> PROBLEM REQUIREMENTS
Select all lines holding the word "Mushroom" from the entries that follow.

> EXTRACTED ENTRIES
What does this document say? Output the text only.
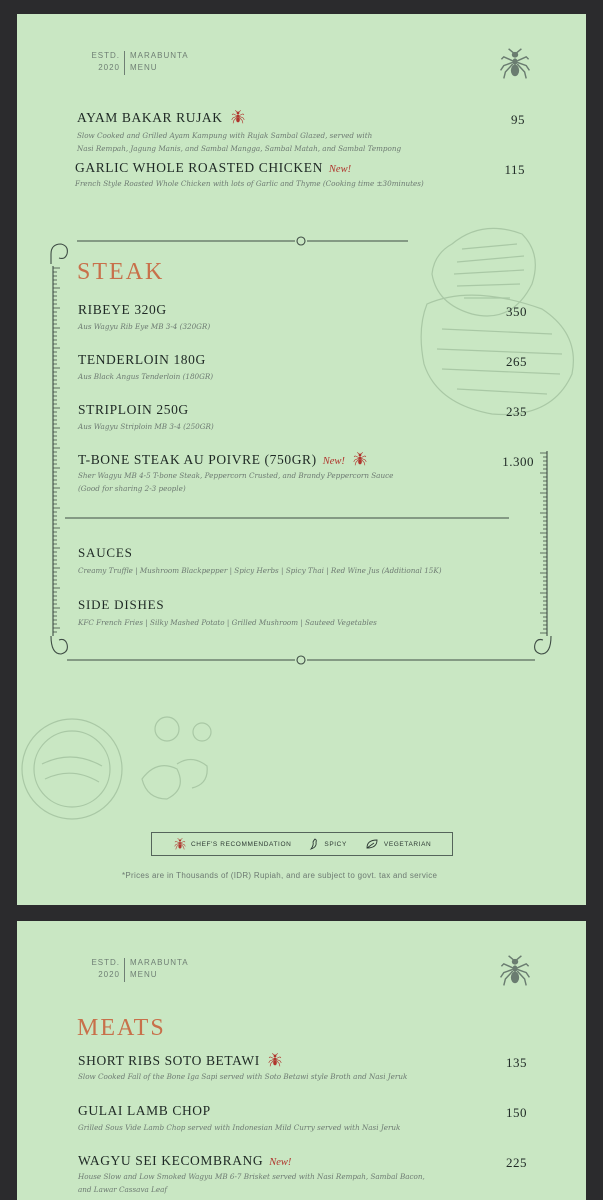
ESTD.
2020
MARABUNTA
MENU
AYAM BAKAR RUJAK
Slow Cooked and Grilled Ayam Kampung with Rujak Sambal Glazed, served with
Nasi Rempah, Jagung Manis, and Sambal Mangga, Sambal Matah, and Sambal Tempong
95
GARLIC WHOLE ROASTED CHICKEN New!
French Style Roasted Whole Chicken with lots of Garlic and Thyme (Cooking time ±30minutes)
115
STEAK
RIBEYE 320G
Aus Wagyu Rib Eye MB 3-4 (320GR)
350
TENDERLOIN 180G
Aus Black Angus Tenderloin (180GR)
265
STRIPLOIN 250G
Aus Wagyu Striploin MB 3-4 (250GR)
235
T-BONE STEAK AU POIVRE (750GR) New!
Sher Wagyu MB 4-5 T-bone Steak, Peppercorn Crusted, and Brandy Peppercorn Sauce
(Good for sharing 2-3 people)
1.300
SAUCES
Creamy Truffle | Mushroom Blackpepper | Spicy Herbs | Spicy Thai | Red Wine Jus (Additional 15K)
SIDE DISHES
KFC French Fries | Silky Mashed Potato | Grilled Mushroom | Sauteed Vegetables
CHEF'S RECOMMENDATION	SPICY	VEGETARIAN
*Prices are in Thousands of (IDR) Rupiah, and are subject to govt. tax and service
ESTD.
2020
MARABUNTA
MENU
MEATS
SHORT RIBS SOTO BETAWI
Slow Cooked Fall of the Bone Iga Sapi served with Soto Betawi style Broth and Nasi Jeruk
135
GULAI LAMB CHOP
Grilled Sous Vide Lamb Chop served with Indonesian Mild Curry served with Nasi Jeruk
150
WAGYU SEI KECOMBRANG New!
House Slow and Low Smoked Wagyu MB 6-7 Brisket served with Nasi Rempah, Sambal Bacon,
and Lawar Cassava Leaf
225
---
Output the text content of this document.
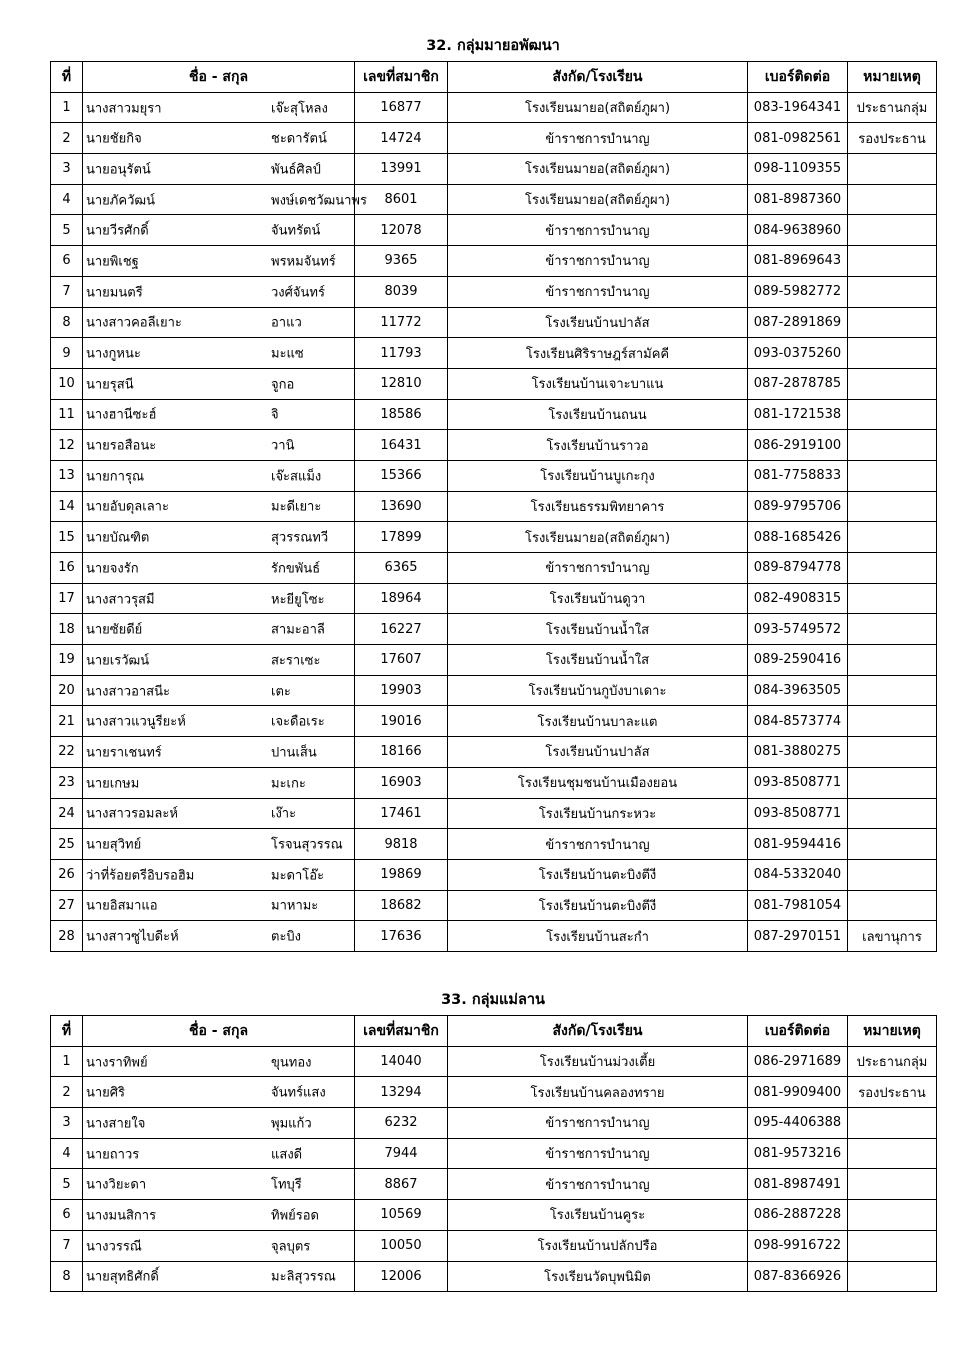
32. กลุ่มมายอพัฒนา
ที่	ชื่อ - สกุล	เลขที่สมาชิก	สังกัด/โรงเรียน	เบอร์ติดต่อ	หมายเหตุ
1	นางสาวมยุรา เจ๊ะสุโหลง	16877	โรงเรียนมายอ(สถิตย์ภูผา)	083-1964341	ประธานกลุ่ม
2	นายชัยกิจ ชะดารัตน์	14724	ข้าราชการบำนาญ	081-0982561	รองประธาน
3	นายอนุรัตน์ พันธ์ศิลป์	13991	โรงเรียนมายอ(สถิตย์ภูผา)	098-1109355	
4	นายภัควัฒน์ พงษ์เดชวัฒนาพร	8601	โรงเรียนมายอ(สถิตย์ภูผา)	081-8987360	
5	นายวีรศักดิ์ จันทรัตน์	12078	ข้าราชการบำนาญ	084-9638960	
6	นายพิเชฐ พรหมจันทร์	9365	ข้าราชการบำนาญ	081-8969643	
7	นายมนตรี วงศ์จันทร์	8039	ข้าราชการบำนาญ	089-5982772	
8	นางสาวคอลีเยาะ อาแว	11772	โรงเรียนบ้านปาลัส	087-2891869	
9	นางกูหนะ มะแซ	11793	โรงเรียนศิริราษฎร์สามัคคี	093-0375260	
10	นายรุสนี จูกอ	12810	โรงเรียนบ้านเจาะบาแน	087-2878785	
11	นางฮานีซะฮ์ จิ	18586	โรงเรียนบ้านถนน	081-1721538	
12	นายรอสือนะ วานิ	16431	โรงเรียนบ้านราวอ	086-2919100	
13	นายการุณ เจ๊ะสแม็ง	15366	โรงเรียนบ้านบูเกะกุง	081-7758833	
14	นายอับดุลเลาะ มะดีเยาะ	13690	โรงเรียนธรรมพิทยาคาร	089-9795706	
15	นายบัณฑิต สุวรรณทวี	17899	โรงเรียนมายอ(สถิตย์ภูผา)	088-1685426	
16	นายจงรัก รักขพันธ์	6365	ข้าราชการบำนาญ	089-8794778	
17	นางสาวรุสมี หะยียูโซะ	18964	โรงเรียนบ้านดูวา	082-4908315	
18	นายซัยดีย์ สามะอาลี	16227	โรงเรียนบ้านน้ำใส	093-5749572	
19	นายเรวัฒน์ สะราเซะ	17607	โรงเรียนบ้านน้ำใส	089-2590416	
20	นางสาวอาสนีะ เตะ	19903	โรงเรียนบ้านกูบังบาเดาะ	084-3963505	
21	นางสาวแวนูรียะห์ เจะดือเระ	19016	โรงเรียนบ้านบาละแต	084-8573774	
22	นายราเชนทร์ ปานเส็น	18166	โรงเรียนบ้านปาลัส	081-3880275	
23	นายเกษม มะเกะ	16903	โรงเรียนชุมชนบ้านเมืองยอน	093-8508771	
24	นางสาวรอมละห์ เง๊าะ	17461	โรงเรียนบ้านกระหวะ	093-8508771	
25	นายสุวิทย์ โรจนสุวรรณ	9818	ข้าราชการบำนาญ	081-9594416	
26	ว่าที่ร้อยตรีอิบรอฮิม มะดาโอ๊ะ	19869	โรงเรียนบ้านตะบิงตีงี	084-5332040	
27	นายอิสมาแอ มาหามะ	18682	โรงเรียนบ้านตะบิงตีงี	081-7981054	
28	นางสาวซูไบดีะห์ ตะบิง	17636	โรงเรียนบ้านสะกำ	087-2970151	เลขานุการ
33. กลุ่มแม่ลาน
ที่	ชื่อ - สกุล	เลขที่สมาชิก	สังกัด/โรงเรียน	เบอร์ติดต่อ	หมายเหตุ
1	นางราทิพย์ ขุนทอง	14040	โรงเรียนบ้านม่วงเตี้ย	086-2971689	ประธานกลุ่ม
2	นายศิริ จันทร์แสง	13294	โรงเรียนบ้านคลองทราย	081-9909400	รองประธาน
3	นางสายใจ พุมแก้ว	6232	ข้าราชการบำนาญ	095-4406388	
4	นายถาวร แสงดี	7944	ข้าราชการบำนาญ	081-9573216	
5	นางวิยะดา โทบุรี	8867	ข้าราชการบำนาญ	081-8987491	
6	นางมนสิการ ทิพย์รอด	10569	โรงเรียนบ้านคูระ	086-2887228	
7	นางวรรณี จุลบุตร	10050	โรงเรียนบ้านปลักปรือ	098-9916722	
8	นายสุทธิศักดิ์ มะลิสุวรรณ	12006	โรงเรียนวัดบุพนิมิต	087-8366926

> EXERCISE ANSWER
Creamy Truffle | Mushroom Blackpepper | Spicy Herbs | Spicy Thai | Red Wine Jus (Additional 15K)
KFC French Fries | Silky Mashed Potato | Grilled Mushroom | Sauteed Vegetables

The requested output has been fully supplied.